• [Problem statement] From the entries below, copy out every line with "caption" in it.

• [Data to process]
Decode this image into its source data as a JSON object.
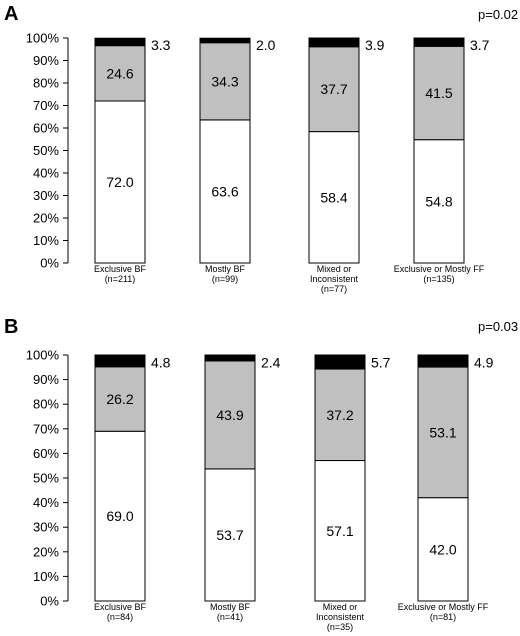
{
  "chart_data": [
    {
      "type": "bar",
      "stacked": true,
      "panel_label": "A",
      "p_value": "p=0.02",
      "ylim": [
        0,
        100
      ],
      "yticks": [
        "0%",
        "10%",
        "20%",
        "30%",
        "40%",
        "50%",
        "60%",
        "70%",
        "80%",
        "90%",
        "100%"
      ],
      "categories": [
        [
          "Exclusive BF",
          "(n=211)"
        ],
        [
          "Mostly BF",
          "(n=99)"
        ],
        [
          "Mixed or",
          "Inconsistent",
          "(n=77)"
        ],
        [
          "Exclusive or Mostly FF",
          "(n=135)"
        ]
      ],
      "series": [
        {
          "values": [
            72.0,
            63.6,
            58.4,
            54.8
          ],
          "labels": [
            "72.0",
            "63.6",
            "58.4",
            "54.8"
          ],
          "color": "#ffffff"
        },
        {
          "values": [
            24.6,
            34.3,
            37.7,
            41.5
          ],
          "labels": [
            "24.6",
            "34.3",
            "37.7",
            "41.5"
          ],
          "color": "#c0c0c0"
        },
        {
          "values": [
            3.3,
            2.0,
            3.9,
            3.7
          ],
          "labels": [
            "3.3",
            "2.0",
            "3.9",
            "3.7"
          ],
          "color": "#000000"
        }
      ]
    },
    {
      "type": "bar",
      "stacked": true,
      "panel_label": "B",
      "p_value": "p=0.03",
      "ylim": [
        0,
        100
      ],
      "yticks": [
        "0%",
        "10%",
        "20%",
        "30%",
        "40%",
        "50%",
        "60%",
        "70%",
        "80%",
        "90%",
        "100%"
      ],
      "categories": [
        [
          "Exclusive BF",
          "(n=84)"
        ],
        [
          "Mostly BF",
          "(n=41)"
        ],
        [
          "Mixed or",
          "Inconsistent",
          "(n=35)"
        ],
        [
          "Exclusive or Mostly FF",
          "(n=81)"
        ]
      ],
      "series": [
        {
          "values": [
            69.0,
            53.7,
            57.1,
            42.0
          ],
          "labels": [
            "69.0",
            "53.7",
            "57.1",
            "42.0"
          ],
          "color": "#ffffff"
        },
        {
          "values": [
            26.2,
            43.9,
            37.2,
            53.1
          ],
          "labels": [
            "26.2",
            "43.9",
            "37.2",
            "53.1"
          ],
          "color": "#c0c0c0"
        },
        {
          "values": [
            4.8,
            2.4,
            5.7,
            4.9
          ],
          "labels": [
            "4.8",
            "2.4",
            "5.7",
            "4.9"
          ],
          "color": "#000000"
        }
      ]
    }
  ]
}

--

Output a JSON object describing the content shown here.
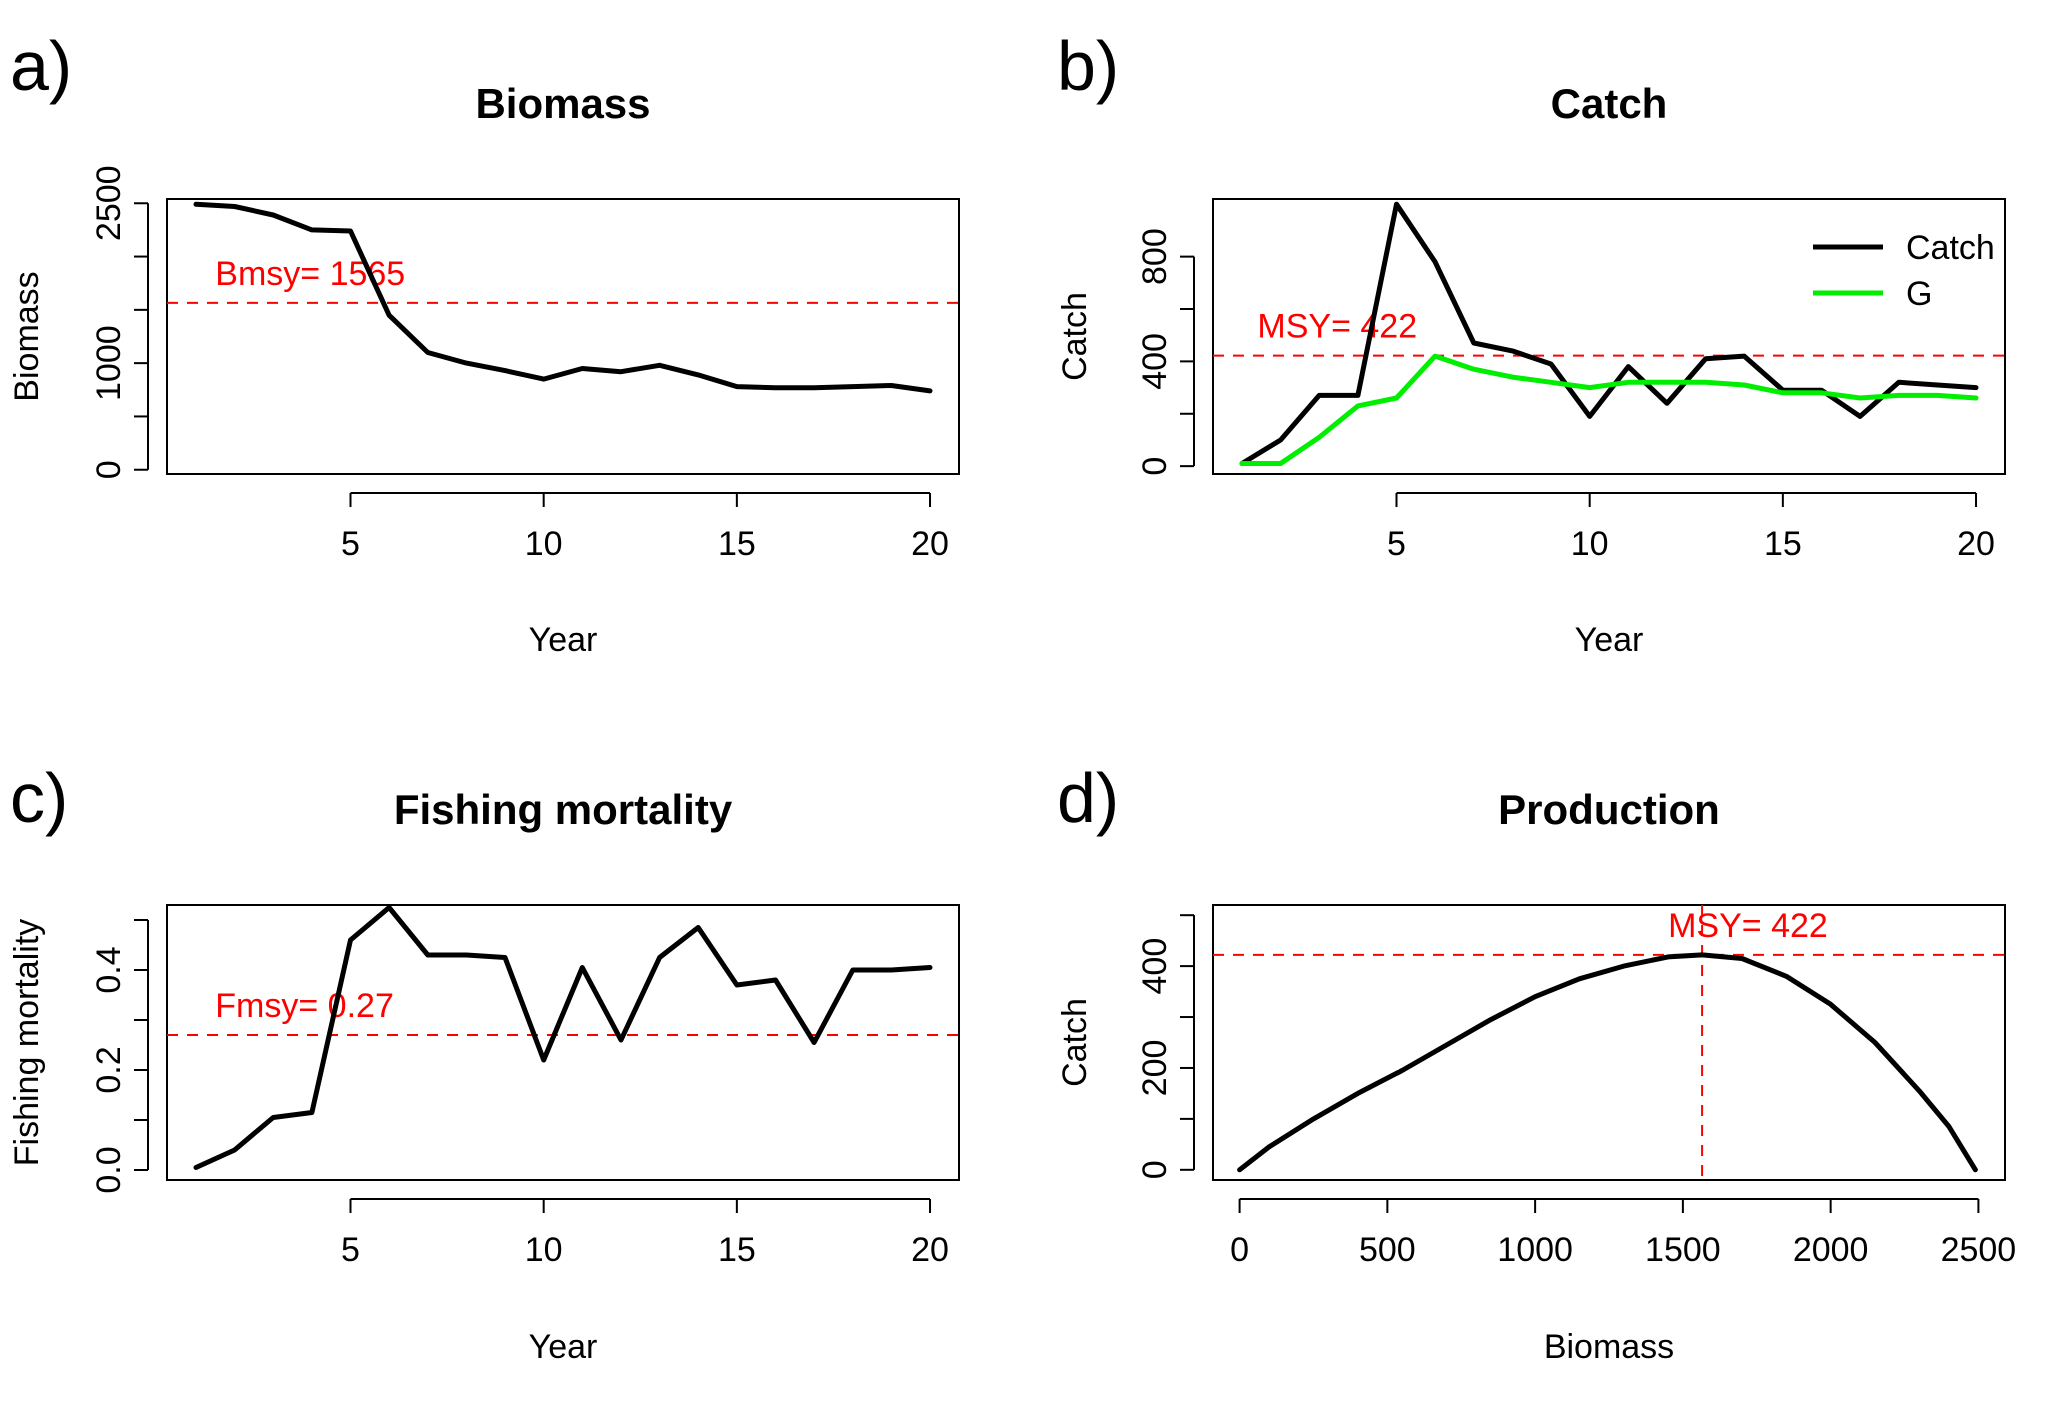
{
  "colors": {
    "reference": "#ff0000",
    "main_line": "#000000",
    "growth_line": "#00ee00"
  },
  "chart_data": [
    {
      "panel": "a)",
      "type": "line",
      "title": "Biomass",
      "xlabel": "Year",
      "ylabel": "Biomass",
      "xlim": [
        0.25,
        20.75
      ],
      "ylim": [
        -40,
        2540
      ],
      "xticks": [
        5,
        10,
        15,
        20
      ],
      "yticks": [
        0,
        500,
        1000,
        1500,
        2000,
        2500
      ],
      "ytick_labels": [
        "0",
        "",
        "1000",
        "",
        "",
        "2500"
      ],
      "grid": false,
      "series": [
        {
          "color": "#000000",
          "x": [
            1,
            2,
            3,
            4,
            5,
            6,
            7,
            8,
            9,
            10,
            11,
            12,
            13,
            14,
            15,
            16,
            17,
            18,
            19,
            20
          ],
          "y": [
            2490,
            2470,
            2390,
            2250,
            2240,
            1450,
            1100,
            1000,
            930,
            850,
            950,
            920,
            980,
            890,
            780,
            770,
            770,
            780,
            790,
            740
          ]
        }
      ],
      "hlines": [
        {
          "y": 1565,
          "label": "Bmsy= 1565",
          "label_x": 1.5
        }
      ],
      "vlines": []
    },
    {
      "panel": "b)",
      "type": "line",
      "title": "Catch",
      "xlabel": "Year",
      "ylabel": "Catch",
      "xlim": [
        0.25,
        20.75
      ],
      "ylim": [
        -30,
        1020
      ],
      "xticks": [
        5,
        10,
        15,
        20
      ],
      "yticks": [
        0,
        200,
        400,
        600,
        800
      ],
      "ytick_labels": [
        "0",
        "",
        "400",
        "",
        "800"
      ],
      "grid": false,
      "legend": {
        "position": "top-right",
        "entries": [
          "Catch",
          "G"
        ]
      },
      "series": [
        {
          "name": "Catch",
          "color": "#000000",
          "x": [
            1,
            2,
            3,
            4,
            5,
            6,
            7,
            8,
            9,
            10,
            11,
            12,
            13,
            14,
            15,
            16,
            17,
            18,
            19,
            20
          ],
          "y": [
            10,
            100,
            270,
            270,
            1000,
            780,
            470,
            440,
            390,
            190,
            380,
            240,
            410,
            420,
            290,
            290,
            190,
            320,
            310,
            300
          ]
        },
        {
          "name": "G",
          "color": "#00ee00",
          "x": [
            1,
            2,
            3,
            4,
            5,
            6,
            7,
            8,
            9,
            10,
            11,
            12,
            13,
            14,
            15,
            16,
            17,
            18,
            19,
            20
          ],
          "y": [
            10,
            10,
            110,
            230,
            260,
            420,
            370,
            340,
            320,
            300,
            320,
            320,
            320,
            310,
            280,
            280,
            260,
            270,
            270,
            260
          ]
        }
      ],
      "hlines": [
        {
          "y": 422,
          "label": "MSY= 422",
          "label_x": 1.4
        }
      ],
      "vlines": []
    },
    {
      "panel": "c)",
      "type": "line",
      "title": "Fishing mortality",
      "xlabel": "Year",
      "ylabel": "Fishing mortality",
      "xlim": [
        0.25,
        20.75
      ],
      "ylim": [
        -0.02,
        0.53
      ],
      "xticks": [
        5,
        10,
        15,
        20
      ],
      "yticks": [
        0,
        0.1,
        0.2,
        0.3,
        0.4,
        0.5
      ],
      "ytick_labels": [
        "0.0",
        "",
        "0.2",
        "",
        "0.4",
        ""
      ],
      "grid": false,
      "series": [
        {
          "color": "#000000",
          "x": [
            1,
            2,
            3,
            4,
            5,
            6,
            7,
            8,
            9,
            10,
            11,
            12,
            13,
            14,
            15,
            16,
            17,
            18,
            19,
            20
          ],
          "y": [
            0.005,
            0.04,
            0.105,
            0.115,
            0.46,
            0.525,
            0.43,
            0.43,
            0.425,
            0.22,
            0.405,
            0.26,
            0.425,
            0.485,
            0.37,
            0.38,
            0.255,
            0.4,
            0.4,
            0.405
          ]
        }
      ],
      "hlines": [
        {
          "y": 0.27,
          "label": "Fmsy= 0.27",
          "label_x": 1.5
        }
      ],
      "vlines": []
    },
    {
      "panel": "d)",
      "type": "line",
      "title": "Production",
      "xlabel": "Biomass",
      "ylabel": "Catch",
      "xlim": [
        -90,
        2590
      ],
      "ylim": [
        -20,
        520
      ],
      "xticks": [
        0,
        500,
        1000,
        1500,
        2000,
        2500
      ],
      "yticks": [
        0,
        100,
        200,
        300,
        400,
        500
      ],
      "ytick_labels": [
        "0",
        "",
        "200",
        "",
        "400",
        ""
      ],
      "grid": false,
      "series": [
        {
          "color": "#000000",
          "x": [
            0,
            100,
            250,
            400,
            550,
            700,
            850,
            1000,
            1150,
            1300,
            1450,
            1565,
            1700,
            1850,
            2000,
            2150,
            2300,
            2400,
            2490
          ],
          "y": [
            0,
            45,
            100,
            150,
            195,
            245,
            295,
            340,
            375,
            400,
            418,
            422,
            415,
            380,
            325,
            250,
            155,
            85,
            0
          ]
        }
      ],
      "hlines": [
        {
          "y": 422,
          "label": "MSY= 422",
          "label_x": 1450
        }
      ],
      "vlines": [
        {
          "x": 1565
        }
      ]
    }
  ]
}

---

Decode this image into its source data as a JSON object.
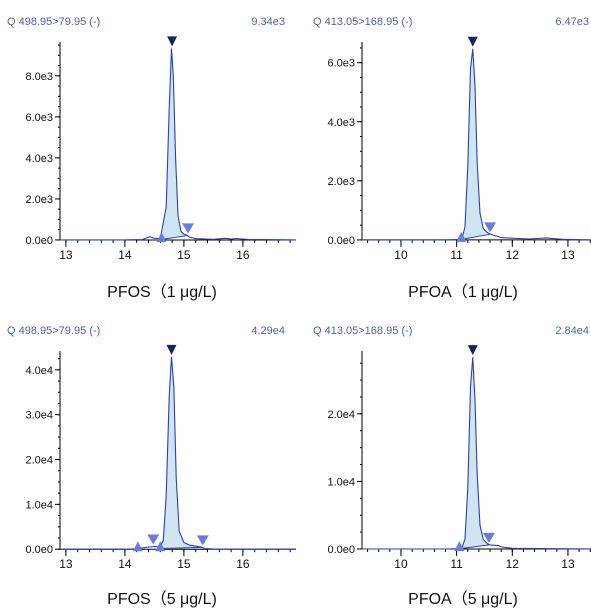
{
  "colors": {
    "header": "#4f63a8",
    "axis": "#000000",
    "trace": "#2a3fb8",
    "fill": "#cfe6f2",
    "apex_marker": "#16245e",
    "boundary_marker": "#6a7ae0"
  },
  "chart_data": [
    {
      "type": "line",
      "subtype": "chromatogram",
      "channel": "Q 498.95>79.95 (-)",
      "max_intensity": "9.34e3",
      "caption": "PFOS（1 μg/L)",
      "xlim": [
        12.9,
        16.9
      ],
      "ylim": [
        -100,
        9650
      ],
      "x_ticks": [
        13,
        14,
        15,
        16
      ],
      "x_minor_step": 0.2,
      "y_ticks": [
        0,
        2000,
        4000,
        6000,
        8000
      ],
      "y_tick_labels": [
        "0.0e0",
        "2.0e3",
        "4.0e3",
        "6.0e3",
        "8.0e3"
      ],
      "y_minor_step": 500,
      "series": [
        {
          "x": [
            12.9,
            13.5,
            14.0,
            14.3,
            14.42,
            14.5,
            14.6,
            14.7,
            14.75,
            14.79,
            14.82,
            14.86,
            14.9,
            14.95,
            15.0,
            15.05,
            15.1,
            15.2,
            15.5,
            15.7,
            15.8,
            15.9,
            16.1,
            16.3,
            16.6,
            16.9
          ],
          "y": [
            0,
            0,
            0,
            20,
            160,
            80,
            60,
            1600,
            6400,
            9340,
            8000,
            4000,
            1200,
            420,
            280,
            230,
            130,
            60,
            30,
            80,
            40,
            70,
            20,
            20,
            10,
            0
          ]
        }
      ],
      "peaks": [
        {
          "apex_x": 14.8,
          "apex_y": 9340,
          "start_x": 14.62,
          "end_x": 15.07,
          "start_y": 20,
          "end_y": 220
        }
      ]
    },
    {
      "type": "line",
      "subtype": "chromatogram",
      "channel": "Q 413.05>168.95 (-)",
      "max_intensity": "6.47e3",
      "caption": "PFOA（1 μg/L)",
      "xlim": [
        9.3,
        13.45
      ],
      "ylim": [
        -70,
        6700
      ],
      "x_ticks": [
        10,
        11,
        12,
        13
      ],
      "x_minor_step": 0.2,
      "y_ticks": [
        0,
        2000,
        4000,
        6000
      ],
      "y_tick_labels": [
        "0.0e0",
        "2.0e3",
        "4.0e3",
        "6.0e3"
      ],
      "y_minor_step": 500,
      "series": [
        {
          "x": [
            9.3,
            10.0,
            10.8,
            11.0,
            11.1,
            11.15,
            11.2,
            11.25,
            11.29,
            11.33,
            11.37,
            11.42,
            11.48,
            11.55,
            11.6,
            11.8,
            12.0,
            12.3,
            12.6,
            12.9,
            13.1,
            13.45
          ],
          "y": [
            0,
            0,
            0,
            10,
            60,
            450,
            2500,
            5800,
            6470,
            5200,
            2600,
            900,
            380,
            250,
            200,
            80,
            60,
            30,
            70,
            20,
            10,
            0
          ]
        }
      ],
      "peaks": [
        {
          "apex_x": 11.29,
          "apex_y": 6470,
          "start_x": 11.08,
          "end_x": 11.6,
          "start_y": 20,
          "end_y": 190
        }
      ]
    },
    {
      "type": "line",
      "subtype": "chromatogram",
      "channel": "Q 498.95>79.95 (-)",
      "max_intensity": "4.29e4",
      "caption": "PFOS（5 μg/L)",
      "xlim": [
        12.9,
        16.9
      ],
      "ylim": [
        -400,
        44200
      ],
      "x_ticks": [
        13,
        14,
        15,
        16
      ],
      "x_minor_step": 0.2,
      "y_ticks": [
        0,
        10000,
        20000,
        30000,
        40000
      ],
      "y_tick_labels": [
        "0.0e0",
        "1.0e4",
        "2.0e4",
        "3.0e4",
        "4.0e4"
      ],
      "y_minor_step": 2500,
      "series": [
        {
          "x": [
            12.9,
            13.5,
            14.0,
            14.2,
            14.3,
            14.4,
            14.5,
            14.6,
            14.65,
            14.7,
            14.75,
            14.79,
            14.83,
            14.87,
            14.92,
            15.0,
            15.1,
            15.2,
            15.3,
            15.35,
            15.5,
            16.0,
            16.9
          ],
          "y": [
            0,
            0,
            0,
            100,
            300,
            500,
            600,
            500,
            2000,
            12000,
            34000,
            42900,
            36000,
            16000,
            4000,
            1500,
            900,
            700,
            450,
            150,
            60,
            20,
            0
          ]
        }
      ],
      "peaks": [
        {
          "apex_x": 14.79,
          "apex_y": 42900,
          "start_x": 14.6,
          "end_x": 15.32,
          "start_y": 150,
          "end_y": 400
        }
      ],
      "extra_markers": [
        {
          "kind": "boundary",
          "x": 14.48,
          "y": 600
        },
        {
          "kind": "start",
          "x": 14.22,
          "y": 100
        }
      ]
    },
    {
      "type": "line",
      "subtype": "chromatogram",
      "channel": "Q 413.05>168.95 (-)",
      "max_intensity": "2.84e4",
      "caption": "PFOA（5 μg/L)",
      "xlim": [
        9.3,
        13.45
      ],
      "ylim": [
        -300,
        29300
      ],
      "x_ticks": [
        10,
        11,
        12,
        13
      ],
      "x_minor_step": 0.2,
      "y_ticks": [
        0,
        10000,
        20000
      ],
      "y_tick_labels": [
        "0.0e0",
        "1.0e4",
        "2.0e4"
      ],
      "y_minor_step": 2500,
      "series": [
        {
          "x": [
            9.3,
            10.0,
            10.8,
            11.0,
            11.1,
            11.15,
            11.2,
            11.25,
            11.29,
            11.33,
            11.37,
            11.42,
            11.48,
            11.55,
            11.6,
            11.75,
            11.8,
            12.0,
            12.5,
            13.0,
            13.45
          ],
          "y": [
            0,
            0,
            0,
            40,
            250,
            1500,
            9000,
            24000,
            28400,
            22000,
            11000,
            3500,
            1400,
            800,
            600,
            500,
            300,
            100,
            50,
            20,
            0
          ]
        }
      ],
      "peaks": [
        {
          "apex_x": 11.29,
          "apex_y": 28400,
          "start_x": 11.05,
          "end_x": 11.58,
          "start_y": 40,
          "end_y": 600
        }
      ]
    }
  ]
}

• [Complete output]
      "caption": "PFOS（1 μg/L)",
      "caption": "PFOA（1 μg/L)",
      "caption": "PFOS（5 μg/L)",
      "caption": "PFOA（5 μg/L)",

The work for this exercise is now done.